Prompt: Copy all the material below, exactly as it stands.

--- Start of Exercise inputs ---

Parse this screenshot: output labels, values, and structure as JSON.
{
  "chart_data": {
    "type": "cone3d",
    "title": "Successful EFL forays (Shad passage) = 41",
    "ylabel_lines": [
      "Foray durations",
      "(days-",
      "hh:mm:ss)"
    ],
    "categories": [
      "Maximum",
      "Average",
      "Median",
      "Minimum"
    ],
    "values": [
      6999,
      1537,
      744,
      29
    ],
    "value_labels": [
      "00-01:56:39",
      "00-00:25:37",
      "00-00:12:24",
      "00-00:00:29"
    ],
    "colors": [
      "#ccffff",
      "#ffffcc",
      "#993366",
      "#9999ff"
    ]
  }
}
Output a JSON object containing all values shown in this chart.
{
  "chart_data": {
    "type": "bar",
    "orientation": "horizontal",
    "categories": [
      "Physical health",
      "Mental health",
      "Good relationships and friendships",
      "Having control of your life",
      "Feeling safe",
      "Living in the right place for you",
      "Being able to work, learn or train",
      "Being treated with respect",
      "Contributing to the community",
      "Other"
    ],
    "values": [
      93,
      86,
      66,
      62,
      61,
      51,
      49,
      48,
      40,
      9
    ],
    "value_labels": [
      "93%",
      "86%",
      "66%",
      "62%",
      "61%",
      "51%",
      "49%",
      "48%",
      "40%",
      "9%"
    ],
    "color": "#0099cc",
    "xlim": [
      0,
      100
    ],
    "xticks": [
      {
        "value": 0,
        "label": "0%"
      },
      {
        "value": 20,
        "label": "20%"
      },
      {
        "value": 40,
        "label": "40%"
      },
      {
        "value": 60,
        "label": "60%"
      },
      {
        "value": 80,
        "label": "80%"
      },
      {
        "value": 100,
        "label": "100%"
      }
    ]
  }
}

--- End of Exercise inputs ---

The result:
Parse this screenshot: output labels, values, and structure as JSON.
{
  "chart_data": {
    "type": "cone3d",
    "title": "Successful EFL forays (Shad passage) = 41",
    "ylabel_lines": [
      "Foray durations",
      "(days-",
      "hh:mm:ss)"
    ],
    "categories": [
      "Maximum",
      "Average",
      "Median",
      "Minimum"
    ],
    "values": [
      6999,
      1537,
      744,
      29
    ],
    "value_labels": [
      "00-01:56:39",
      "00-00:25:37",
      "00-00:12:24",
      "00-00:00:29"
    ],
    "colors": [
      "#ccffff",
      "#ffffcc",
      "#993366",
      "#9999ff"
    ]
  }
}
Output a JSON object containing all values shown in this chart.
{
  "chart_data": {
    "type": "bar",
    "orientation": "horizontal",
    "categories": [
      "Physical health",
      "Mental health",
      "Good relationships and friendships",
      "Having control of your life",
      "Feeling safe",
      "Living in the right place for you",
      "Being able to work, learn or train",
      "Being treated with respect",
      "Contributing to the community",
      "Other"
    ],
    "values": [
      93,
      86,
      66,
      62,
      61,
      51,
      49,
      48,
      40,
      9
    ],
    "value_labels": [
      "93%",
      "86%",
      "66%",
      "62%",
      "61%",
      "51%",
      "49%",
      "48%",
      "40%",
      "9%"
    ],
    "color": "#0099cc",
    "xlim": [
      0,
      100
    ],
    "xticks": [
      {
        "value": 0,
        "label": "0%"
      },
      {
        "value": 20,
        "label": "20%"
      },
      {
        "value": 40,
        "label": "40%"
      },
      {
        "value": 60,
        "label": "60%"
      },
      {
        "value": 80,
        "label": "80%"
      },
      {
        "value": 100,
        "label": "100%"
      }
    ]
  }
}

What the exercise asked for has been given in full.